▶ SUPPLIED INFORMATION:
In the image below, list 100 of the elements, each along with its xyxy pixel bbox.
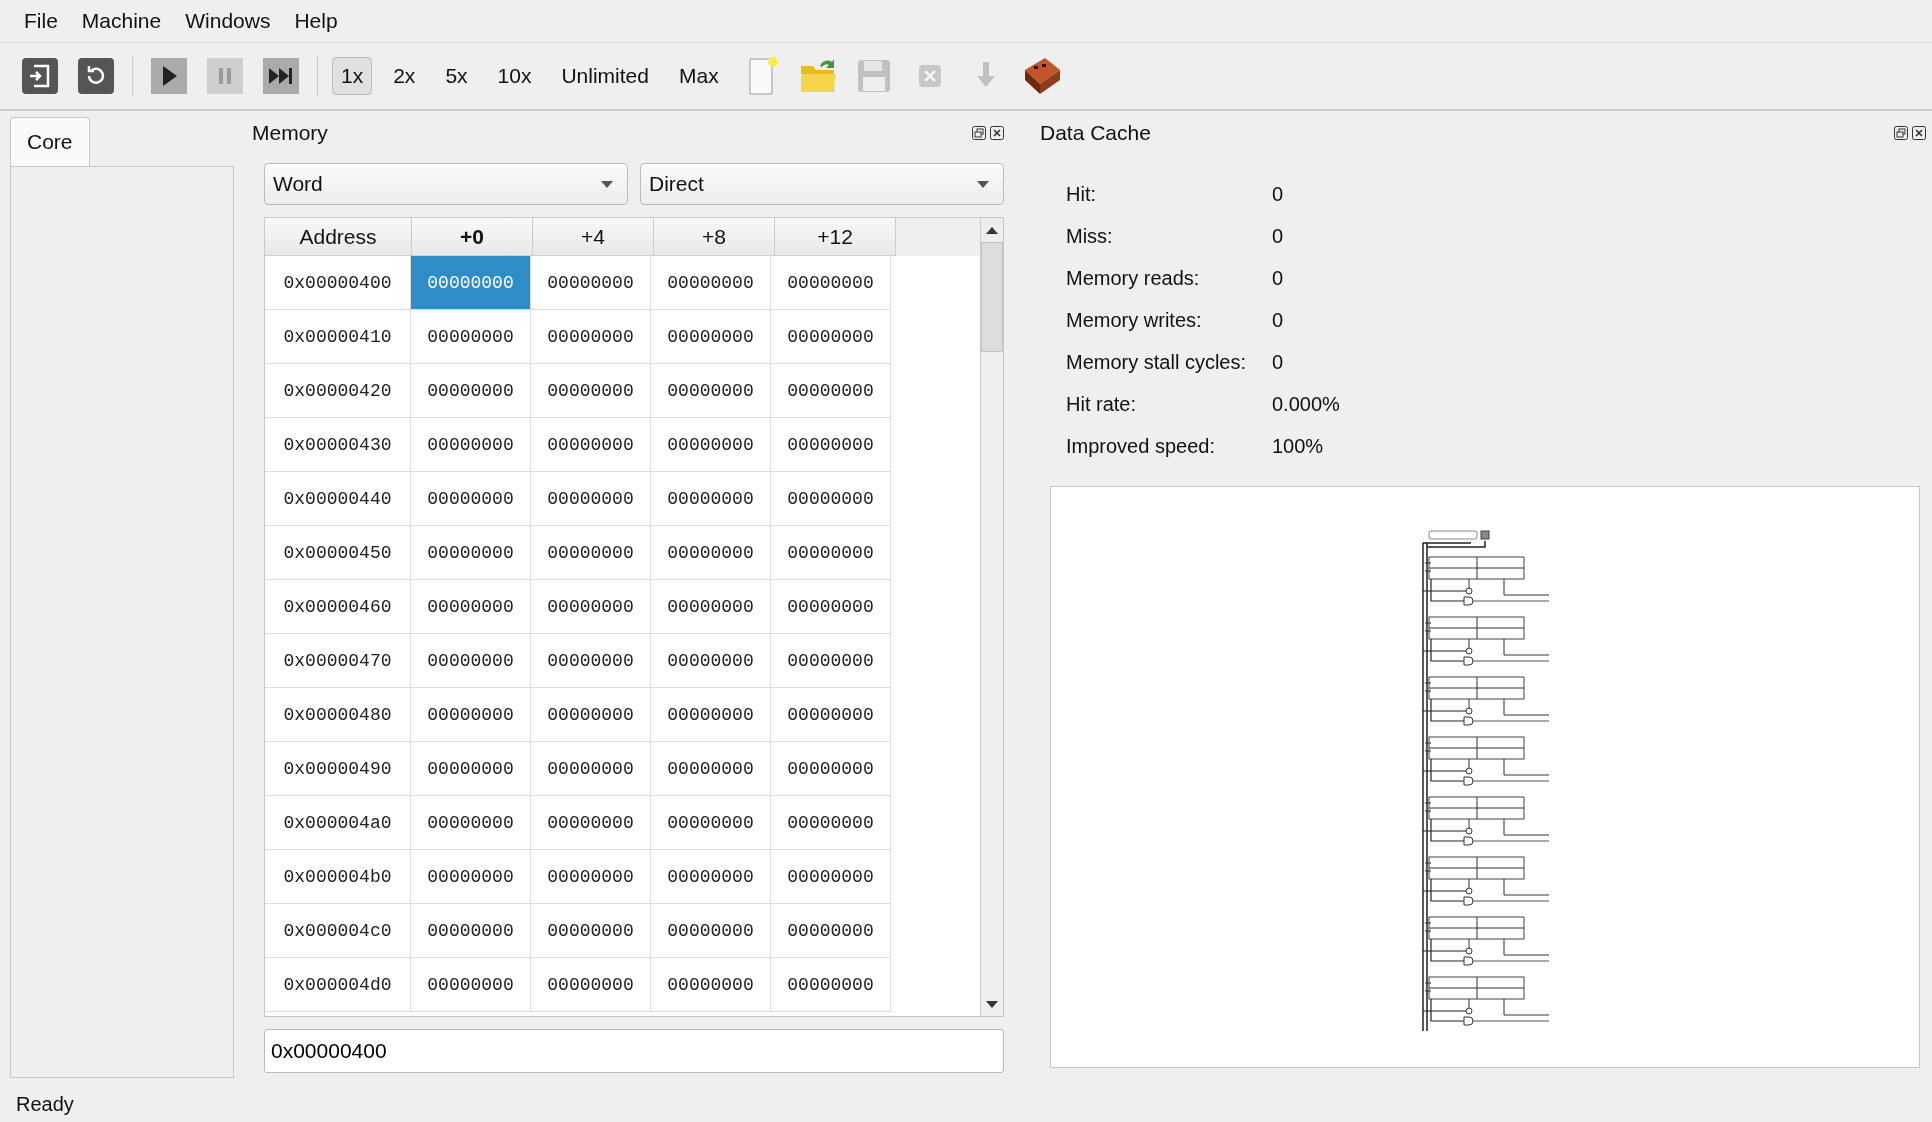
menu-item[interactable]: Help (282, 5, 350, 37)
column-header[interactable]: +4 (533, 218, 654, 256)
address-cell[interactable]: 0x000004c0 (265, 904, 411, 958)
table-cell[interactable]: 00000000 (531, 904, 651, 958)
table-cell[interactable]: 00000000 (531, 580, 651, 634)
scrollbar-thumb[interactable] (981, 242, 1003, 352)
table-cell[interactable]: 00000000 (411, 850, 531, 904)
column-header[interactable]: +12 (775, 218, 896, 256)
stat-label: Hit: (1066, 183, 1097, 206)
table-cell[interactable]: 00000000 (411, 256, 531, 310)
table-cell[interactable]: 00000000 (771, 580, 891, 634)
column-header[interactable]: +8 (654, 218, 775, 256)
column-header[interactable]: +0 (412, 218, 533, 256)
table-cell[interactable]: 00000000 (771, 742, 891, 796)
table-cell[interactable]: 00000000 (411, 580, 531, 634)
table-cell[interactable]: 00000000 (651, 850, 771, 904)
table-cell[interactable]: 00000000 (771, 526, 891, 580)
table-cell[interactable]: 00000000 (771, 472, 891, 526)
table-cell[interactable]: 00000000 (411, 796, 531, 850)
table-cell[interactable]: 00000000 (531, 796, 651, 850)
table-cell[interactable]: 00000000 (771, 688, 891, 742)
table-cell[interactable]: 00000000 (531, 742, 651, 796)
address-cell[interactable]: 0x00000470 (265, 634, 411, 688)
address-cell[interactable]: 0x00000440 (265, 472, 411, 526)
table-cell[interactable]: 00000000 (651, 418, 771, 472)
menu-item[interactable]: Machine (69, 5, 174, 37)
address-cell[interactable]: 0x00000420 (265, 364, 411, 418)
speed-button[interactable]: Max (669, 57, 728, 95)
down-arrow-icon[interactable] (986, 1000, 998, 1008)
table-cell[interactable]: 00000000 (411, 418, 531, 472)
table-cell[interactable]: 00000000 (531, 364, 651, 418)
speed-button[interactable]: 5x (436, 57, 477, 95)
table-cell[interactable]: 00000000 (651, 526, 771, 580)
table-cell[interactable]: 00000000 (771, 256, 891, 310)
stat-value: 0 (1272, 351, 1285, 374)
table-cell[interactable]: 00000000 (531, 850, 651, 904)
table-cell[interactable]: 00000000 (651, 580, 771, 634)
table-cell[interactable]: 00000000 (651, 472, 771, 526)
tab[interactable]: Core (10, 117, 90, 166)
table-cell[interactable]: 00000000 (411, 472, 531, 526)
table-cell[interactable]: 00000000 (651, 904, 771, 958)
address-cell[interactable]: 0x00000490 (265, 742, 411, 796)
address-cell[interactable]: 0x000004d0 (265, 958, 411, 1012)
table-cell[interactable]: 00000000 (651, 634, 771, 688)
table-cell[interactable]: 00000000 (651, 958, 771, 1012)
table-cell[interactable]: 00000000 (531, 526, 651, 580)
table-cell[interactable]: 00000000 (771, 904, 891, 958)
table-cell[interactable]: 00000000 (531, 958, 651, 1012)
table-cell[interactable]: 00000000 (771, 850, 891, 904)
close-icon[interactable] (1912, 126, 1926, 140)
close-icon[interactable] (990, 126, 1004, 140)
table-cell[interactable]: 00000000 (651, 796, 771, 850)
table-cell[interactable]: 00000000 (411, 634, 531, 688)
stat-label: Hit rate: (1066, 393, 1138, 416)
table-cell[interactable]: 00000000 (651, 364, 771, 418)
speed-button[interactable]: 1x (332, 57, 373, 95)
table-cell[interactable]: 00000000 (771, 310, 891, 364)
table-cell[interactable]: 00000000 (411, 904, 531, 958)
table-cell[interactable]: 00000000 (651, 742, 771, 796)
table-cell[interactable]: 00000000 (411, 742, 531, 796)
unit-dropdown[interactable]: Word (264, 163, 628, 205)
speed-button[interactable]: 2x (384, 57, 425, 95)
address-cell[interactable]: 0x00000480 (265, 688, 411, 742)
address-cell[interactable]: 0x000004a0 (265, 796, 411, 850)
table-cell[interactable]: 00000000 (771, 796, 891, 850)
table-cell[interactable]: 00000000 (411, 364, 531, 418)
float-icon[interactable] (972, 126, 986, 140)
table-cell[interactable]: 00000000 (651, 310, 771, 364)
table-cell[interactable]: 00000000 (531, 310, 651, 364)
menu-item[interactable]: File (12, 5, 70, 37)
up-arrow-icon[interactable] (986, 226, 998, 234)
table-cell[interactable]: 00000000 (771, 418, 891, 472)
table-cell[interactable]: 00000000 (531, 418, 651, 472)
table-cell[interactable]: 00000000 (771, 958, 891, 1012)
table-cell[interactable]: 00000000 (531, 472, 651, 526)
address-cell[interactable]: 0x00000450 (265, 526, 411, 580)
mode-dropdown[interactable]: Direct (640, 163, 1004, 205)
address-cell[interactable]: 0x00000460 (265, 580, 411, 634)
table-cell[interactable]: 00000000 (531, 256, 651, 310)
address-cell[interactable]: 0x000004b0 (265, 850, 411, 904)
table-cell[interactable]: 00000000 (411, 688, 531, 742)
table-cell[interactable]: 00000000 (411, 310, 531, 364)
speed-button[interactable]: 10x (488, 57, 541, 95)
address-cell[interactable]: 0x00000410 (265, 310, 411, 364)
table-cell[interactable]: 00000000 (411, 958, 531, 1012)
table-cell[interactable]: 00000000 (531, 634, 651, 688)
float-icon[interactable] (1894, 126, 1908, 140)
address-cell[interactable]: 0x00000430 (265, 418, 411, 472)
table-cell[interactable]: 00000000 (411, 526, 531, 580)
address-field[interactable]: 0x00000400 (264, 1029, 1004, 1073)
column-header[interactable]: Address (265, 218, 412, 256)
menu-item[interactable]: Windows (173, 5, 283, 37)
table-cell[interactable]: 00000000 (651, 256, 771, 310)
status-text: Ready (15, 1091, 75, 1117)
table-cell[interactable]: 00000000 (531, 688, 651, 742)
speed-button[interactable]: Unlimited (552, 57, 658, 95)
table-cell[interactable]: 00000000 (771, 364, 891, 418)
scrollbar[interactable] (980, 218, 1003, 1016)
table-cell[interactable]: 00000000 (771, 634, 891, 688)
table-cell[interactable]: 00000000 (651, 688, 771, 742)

* * *

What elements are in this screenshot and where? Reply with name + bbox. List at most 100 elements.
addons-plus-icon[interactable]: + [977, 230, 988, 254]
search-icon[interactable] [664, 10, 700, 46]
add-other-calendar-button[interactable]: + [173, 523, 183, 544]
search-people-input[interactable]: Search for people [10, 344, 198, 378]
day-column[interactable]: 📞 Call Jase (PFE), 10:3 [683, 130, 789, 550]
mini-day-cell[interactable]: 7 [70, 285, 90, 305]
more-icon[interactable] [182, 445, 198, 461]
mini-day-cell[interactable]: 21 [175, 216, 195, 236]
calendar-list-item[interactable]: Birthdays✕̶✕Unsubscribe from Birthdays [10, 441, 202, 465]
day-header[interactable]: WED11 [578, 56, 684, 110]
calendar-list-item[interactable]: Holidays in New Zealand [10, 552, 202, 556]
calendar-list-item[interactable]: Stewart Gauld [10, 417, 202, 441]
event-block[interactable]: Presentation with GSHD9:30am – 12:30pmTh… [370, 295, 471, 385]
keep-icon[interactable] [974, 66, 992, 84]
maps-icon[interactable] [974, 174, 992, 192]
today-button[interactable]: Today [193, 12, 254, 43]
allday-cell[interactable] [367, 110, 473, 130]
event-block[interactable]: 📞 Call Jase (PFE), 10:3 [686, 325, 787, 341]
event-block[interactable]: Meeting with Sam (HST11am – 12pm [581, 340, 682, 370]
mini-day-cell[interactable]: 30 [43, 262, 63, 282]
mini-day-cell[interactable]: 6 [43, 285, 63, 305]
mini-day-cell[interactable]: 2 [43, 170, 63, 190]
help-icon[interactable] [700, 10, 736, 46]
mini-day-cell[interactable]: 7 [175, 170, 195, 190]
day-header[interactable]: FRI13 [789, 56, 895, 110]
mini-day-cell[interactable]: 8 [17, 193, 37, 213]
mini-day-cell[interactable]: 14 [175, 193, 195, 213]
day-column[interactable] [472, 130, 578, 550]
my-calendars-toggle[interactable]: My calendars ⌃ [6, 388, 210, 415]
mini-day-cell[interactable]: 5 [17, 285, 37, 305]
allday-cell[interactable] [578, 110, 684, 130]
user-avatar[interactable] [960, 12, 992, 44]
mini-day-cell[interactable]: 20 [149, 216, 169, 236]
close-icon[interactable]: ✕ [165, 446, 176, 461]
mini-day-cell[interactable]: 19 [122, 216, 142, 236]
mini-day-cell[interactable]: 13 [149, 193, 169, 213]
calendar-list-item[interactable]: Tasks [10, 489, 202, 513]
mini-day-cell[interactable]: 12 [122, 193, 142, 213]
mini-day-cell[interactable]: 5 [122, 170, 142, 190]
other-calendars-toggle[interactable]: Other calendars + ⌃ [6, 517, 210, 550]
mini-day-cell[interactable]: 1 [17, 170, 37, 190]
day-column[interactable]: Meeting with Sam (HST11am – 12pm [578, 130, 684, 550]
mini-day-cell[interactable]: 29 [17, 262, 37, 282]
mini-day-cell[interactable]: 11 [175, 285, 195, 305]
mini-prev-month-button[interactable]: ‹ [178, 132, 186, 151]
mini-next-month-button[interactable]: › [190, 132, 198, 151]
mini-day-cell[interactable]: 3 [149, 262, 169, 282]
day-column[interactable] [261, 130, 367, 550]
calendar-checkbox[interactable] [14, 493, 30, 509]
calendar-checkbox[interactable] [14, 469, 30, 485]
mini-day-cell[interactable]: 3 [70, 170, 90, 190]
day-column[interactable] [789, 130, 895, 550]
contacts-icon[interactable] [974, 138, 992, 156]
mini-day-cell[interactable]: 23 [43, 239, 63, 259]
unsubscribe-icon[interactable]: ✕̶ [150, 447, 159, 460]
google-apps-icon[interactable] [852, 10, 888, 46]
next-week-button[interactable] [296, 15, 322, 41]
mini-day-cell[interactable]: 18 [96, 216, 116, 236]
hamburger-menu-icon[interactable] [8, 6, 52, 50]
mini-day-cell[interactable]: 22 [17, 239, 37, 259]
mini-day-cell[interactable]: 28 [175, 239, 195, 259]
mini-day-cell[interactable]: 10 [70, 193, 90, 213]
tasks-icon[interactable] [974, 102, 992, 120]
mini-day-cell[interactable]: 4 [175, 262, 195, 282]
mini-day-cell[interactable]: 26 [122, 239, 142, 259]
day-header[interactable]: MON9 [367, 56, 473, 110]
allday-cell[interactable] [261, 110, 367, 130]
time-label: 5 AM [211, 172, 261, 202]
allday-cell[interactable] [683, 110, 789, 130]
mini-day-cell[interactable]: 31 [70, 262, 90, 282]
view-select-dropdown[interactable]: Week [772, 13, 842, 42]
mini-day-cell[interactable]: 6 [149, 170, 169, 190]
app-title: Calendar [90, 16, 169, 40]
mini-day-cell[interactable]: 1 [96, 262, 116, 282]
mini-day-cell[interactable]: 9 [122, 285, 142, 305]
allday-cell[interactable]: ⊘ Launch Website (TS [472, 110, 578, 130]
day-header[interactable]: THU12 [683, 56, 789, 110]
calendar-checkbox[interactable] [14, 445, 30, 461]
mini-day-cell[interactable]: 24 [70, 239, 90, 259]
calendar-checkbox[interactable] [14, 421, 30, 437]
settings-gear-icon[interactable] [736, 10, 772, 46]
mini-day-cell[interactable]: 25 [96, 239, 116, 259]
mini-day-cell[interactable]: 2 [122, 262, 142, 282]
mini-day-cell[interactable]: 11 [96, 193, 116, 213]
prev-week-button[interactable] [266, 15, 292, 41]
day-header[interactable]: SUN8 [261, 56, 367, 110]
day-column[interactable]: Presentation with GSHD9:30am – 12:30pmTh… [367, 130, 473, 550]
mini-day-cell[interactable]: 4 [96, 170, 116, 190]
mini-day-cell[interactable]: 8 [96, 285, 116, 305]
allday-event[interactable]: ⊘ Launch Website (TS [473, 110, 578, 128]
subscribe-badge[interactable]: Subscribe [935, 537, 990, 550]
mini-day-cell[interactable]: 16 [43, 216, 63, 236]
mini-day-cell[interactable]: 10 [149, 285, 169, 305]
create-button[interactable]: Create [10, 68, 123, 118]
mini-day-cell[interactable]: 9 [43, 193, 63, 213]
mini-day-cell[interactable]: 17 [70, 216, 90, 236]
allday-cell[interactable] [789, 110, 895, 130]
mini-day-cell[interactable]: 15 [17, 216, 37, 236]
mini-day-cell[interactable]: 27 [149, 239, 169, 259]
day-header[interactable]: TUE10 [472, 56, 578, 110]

▶ DIRECTIVE:
Please put the part of the material that opens with the line containing "What elements are" and closes with the line containing "calendar-list-item[interactable]: Stewart Gauld" into a Markdown table with the columns Row and Line, leaving out any blank lines.

▶ COMPLETE ANSWER:
| Row | Line |
|---|---|
| 1 | What elements are in this screenshot and where? Reply with name + bbox. List at most 100 elements. |
| 2 | addons-plus-icon[interactable]: + [977, 230, 988, 254] |
| 3 | search-icon[interactable] [664, 10, 700, 46] |
| 4 | add-other-calendar-button[interactable]: + [173, 523, 183, 544] |
| 5 | search-people-input[interactable]: Search for people [10, 344, 198, 378] |
| 6 | day-column[interactable]: 📞 Call Jase (PFE), 10:3 [683, 130, 789, 550] |
| 7 | mini-day-cell[interactable]: 7 [70, 285, 90, 305] |
| 8 | more-icon[interactable] [182, 445, 198, 461] |
| 9 | mini-day-cell[interactable]: 21 [175, 216, 195, 236] |
| 10 | calendar-list-item[interactable]: Birthdays✕̶✕Unsubscribe from Birthdays [10, 441, 202, 465] |
| 11 | day-header[interactable]: WED11 [578, 56, 684, 110] |
| 12 | calendar-list-item[interactable]: Holidays in New Zealand [10, 552, 202, 556] |
| 13 | calendar-list-item[interactable]: Stewart Gauld [10, 417, 202, 441] |